= What is being asked =
Entries follow. Set all of them down as they stand.

= Supplied records =

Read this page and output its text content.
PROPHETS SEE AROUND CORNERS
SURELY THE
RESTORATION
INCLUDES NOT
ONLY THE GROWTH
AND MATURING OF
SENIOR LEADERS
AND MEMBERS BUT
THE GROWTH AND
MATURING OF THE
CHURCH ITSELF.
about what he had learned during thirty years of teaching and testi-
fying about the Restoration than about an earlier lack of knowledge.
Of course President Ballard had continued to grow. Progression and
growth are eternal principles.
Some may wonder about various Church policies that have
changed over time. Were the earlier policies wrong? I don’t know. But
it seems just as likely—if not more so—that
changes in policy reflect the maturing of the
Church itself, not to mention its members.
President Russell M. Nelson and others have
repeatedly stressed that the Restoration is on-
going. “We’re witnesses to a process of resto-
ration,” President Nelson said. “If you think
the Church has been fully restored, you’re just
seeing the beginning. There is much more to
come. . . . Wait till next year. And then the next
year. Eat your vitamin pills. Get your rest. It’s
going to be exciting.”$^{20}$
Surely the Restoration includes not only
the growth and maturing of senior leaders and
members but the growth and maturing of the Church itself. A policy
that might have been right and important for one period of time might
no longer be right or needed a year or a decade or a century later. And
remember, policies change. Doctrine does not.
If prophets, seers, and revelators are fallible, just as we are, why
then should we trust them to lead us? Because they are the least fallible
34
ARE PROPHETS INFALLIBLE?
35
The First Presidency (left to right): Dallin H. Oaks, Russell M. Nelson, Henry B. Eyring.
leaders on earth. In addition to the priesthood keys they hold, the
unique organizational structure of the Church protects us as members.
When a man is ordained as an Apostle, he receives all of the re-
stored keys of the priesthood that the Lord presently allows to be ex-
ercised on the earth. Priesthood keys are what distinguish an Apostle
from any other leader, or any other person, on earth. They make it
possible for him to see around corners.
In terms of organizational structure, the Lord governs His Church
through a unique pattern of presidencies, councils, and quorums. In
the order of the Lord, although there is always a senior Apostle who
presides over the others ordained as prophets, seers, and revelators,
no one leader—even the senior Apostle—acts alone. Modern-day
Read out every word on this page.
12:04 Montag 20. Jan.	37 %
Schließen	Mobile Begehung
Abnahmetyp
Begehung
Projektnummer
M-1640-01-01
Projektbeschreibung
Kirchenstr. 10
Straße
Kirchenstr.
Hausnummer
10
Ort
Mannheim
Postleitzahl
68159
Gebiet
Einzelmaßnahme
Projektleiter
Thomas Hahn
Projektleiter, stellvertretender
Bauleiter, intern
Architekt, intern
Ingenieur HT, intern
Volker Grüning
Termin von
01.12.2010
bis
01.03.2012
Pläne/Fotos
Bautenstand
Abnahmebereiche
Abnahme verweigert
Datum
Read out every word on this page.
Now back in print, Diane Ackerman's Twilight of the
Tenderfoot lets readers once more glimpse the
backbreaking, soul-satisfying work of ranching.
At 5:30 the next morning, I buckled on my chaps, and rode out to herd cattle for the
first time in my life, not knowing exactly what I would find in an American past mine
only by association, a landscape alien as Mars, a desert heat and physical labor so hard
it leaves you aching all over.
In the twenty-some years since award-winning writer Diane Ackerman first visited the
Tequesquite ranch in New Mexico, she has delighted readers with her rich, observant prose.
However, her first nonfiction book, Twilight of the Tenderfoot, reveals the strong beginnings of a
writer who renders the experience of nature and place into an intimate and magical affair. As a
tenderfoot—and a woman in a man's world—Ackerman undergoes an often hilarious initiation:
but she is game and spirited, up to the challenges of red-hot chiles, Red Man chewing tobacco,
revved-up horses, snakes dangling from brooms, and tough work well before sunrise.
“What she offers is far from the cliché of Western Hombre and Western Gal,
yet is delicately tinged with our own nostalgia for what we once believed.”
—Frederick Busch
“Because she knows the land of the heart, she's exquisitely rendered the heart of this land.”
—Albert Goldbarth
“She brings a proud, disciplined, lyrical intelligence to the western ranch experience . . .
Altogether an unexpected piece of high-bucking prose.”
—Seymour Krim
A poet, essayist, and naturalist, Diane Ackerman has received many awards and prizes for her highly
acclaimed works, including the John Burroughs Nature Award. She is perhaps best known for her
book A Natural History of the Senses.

= Full answer =
Read this page and output its text content.
PROPHETS SEE AROUND CORNERS
SURELY THE
RESTORATION
INCLUDES NOT
ONLY THE GROWTH
AND MATURING OF
SENIOR LEADERS
AND MEMBERS BUT
THE GROWTH AND
MATURING OF THE
CHURCH ITSELF.
about what he had learned during thirty years of teaching and testi-
fying about the Restoration than about an earlier lack of knowledge.
Of course President Ballard had continued to grow. Progression and
growth are eternal principles.
Some may wonder about various Church policies that have
changed over time. Were the earlier policies wrong? I don’t know. But
it seems just as likely—if not more so—that
changes in policy reflect the maturing of the
Church itself, not to mention its members.
President Russell M. Nelson and others have
repeatedly stressed that the Restoration is on-
going. “We’re witnesses to a process of resto-
ration,” President Nelson said. “If you think
the Church has been fully restored, you’re just
seeing the beginning. There is much more to
come. . . . Wait till next year. And then the next
year. Eat your vitamin pills. Get your rest. It’s
going to be exciting.”$^{20}$
Surely the Restoration includes not only
the growth and maturing of senior leaders and
members but the growth and maturing of the Church itself. A policy
that might have been right and important for one period of time might
no longer be right or needed a year or a decade or a century later. And
remember, policies change. Doctrine does not.
If prophets, seers, and revelators are fallible, just as we are, why
then should we trust them to lead us? Because they are the least fallible
34
ARE PROPHETS INFALLIBLE?
35
The First Presidency (left to right): Dallin H. Oaks, Russell M. Nelson, Henry B. Eyring.
leaders on earth. In addition to the priesthood keys they hold, the
unique organizational structure of the Church protects us as members.
When a man is ordained as an Apostle, he receives all of the re-
stored keys of the priesthood that the Lord presently allows to be ex-
ercised on the earth. Priesthood keys are what distinguish an Apostle
from any other leader, or any other person, on earth. They make it
possible for him to see around corners.
In terms of organizational structure, the Lord governs His Church
through a unique pattern of presidencies, councils, and quorums. In
the order of the Lord, although there is always a senior Apostle who
presides over the others ordained as prophets, seers, and revelators,
no one leader—even the senior Apostle—acts alone. Modern-day
Read out every word on this page.
12:04 Montag 20. Jan.	37 %
Schließen	Mobile Begehung
Abnahmetyp
Begehung
Projektnummer
M-1640-01-01
Projektbeschreibung
Kirchenstr. 10
Straße
Kirchenstr.
Hausnummer
10
Ort
Mannheim
Postleitzahl
68159
Gebiet
Einzelmaßnahme
Projektleiter
Thomas Hahn
Projektleiter, stellvertretender
Bauleiter, intern
Architekt, intern
Ingenieur HT, intern
Volker Grüning
Termin von
01.12.2010
bis
01.03.2012
Pläne/Fotos
Bautenstand
Abnahmebereiche
Abnahme verweigert
Datum
Read out every word on this page.
Now back in print, Diane Ackerman's Twilight of the
Tenderfoot lets readers once more glimpse the
backbreaking, soul-satisfying work of ranching.
At 5:30 the next morning, I buckled on my chaps, and rode out to herd cattle for the
first time in my life, not knowing exactly what I would find in an American past mine
only by association, a landscape alien as Mars, a desert heat and physical labor so hard
it leaves you aching all over.
In the twenty-some years since award-winning writer Diane Ackerman first visited the
Tequesquite ranch in New Mexico, she has delighted readers with her rich, observant prose.
However, her first nonfiction book, Twilight of the Tenderfoot, reveals the strong beginnings of a
writer who renders the experience of nature and place into an intimate and magical affair. As a
tenderfoot—and a woman in a man's world—Ackerman undergoes an often hilarious initiation:
but she is game and spirited, up to the challenges of red-hot chiles, Red Man chewing tobacco,
revved-up horses, snakes dangling from brooms, and tough work well before sunrise.
“What she offers is far from the cliché of Western Hombre and Western Gal,
yet is delicately tinged with our own nostalgia for what we once believed.”
—Frederick Busch
“Because she knows the land of the heart, she's exquisitely rendered the heart of this land.”
—Albert Goldbarth
“She brings a proud, disciplined, lyrical intelligence to the western ranch experience . . .
Altogether an unexpected piece of high-bucking prose.”
—Seymour Krim
A poet, essayist, and naturalist, Diane Ackerman has received many awards and prizes for her highly
acclaimed works, including the John Burroughs Nature Award. She is perhaps best known for her
book A Natural History of the Senses.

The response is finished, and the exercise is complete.